── Supplied records

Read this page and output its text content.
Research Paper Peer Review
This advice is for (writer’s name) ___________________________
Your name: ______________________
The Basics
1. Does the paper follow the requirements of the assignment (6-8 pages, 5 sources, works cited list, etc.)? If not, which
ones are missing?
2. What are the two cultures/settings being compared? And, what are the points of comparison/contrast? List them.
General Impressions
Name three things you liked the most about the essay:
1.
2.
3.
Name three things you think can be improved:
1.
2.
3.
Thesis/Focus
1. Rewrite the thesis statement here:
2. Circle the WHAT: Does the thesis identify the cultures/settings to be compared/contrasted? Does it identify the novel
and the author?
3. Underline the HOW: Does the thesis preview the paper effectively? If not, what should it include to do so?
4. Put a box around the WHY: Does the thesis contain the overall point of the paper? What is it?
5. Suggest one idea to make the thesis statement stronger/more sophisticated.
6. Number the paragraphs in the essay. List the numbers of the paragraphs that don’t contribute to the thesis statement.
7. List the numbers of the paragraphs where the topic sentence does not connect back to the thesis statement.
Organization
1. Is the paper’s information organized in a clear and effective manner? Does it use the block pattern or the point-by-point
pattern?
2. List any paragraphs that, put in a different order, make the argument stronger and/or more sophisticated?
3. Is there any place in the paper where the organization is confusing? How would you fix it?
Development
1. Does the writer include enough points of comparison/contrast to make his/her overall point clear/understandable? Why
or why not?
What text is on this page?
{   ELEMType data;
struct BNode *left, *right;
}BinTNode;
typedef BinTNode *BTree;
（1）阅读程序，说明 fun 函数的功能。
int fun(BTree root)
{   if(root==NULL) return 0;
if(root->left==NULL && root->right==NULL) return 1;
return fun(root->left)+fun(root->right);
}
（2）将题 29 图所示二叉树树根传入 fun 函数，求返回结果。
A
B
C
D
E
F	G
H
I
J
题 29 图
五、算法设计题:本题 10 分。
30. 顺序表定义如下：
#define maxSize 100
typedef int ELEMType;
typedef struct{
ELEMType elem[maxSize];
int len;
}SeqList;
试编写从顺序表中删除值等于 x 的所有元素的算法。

────

## Given instruction
Using the material above, extract the line that contains "What text is on this page?" and every line after it, exactly as given; stop at the last line.

## Solution to this problem
What text is on this page?
{   ELEMType data;
struct BNode *left, *right;
}BinTNode;
typedef BinTNode *BTree;
（1）阅读程序，说明 fun 函数的功能。
int fun(BTree root)
{   if(root==NULL) return 0;
if(root->left==NULL && root->right==NULL) return 1;
return fun(root->left)+fun(root->right);
}
（2）将题 29 图所示二叉树树根传入 fun 函数，求返回结果。
A
B
C
D
E
F	G
H
I
J
题 29 图
五、算法设计题:本题 10 分。
30. 顺序表定义如下：
#define maxSize 100
typedef int ELEMType;
typedef struct{
ELEMType elem[maxSize];
int len;
}SeqList;
试编写从顺序表中删除值等于 x 的所有元素的算法。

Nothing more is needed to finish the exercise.